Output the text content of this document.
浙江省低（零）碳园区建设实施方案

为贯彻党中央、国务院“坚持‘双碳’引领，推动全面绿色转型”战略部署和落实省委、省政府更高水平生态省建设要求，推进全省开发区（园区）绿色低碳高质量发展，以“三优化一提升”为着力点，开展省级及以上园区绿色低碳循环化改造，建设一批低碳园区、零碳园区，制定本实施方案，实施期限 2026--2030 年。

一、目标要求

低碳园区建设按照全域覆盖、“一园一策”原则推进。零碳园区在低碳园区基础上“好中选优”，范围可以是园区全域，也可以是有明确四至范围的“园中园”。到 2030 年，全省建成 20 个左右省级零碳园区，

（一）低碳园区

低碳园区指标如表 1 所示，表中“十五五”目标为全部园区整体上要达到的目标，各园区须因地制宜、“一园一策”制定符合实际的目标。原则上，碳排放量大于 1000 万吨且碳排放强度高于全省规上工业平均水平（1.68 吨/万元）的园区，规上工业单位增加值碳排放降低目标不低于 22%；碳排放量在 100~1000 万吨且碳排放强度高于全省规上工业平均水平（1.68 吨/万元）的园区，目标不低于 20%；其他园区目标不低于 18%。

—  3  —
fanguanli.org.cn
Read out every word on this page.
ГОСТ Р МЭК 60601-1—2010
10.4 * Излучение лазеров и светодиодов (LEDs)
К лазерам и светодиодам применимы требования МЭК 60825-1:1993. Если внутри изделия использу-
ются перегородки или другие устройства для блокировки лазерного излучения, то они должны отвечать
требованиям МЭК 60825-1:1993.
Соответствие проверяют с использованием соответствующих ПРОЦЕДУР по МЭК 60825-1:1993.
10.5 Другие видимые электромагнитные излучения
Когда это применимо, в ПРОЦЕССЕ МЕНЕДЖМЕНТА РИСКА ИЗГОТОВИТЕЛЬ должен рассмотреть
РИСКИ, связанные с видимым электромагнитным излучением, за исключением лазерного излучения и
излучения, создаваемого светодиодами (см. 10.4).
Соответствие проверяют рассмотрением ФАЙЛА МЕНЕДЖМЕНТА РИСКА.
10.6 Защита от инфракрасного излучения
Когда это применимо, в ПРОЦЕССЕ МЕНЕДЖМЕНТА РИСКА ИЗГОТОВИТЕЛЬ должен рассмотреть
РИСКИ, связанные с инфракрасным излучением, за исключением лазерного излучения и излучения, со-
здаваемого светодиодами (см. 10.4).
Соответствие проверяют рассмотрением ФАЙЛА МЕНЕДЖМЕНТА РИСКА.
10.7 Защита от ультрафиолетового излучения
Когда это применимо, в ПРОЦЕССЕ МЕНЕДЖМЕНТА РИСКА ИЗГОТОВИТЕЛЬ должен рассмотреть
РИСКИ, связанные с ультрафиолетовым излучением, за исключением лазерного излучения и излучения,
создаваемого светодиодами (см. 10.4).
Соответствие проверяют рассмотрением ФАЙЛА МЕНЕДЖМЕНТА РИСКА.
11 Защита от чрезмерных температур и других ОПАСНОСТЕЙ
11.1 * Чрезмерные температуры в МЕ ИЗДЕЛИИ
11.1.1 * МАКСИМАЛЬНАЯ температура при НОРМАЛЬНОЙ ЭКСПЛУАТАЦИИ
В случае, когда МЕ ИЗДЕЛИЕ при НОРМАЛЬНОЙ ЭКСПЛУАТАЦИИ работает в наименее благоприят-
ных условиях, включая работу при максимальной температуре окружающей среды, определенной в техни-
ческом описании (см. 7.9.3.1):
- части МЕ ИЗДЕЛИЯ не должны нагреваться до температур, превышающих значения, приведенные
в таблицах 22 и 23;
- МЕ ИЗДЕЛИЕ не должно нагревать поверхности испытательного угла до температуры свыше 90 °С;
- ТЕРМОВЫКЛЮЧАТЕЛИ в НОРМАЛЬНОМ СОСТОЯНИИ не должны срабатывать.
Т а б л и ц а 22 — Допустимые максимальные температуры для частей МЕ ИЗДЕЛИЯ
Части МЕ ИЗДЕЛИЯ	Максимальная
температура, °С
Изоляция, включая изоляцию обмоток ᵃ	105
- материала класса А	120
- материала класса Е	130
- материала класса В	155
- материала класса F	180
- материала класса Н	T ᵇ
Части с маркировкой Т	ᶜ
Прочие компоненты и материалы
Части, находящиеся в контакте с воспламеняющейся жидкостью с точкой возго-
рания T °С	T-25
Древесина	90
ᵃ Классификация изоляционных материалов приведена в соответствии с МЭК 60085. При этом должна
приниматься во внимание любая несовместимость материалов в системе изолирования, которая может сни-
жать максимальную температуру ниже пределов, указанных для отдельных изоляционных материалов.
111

- Direction
Recopy the entries above in their entirety, exactly.

- Response to this exercise
Output the text content of this document.
浙江省低（零）碳园区建设实施方案

为贯彻党中央、国务院“坚持‘双碳’引领，推动全面绿色转型”战略部署和落实省委、省政府更高水平生态省建设要求，推进全省开发区（园区）绿色低碳高质量发展，以“三优化一提升”为着力点，开展省级及以上园区绿色低碳循环化改造，建设一批低碳园区、零碳园区，制定本实施方案，实施期限 2026--2030 年。

一、目标要求

低碳园区建设按照全域覆盖、“一园一策”原则推进。零碳园区在低碳园区基础上“好中选优”，范围可以是园区全域，也可以是有明确四至范围的“园中园”。到 2030 年，全省建成 20 个左右省级零碳园区，

（一）低碳园区

低碳园区指标如表 1 所示，表中“十五五”目标为全部园区整体上要达到的目标，各园区须因地制宜、“一园一策”制定符合实际的目标。原则上，碳排放量大于 1000 万吨且碳排放强度高于全省规上工业平均水平（1.68 吨/万元）的园区，规上工业单位增加值碳排放降低目标不低于 22%；碳排放量在 100~1000 万吨且碳排放强度高于全省规上工业平均水平（1.68 吨/万元）的园区，目标不低于 20%；其他园区目标不低于 18%。

—  3  —
fanguanli.org.cn
Read out every word on this page.
ГОСТ Р МЭК 60601-1—2010
10.4 * Излучение лазеров и светодиодов (LEDs)
К лазерам и светодиодам применимы требования МЭК 60825-1:1993. Если внутри изделия использу-
ются перегородки или другие устройства для блокировки лазерного излучения, то они должны отвечать
требованиям МЭК 60825-1:1993.
Соответствие проверяют с использованием соответствующих ПРОЦЕДУР по МЭК 60825-1:1993.
10.5 Другие видимые электромагнитные излучения
Когда это применимо, в ПРОЦЕССЕ МЕНЕДЖМЕНТА РИСКА ИЗГОТОВИТЕЛЬ должен рассмотреть
РИСКИ, связанные с видимым электромагнитным излучением, за исключением лазерного излучения и
излучения, создаваемого светодиодами (см. 10.4).
Соответствие проверяют рассмотрением ФАЙЛА МЕНЕДЖМЕНТА РИСКА.
10.6 Защита от инфракрасного излучения
Когда это применимо, в ПРОЦЕССЕ МЕНЕДЖМЕНТА РИСКА ИЗГОТОВИТЕЛЬ должен рассмотреть
РИСКИ, связанные с инфракрасным излучением, за исключением лазерного излучения и излучения, со-
здаваемого светодиодами (см. 10.4).
Соответствие проверяют рассмотрением ФАЙЛА МЕНЕДЖМЕНТА РИСКА.
10.7 Защита от ультрафиолетового излучения
Когда это применимо, в ПРОЦЕССЕ МЕНЕДЖМЕНТА РИСКА ИЗГОТОВИТЕЛЬ должен рассмотреть
РИСКИ, связанные с ультрафиолетовым излучением, за исключением лазерного излучения и излучения,
создаваемого светодиодами (см. 10.4).
Соответствие проверяют рассмотрением ФАЙЛА МЕНЕДЖМЕНТА РИСКА.
11 Защита от чрезмерных температур и других ОПАСНОСТЕЙ
11.1 * Чрезмерные температуры в МЕ ИЗДЕЛИИ
11.1.1 * МАКСИМАЛЬНАЯ температура при НОРМАЛЬНОЙ ЭКСПЛУАТАЦИИ
В случае, когда МЕ ИЗДЕЛИЕ при НОРМАЛЬНОЙ ЭКСПЛУАТАЦИИ работает в наименее благоприят-
ных условиях, включая работу при максимальной температуре окружающей среды, определенной в техни-
ческом описании (см. 7.9.3.1):
- части МЕ ИЗДЕЛИЯ не должны нагреваться до температур, превышающих значения, приведенные
в таблицах 22 и 23;
- МЕ ИЗДЕЛИЕ не должно нагревать поверхности испытательного угла до температуры свыше 90 °С;
- ТЕРМОВЫКЛЮЧАТЕЛИ в НОРМАЛЬНОМ СОСТОЯНИИ не должны срабатывать.
Т а б л и ц а 22 — Допустимые максимальные температуры для частей МЕ ИЗДЕЛИЯ
Части МЕ ИЗДЕЛИЯ	Максимальная
температура, °С
Изоляция, включая изоляцию обмоток ᵃ	105
- материала класса А	120
- материала класса Е	130
- материала класса В	155
- материала класса F	180
- материала класса Н	T ᵇ
Части с маркировкой Т	ᶜ
Прочие компоненты и материалы
Части, находящиеся в контакте с воспламеняющейся жидкостью с точкой возго-
рания T °С	T-25
Древесина	90
ᵃ Классификация изоляционных материалов приведена в соответствии с МЭК 60085. При этом должна
приниматься во внимание любая несовместимость материалов в системе изолирования, которая может сни-
жать максимальную температуру ниже пределов, указанных для отдельных изоляционных материалов.
111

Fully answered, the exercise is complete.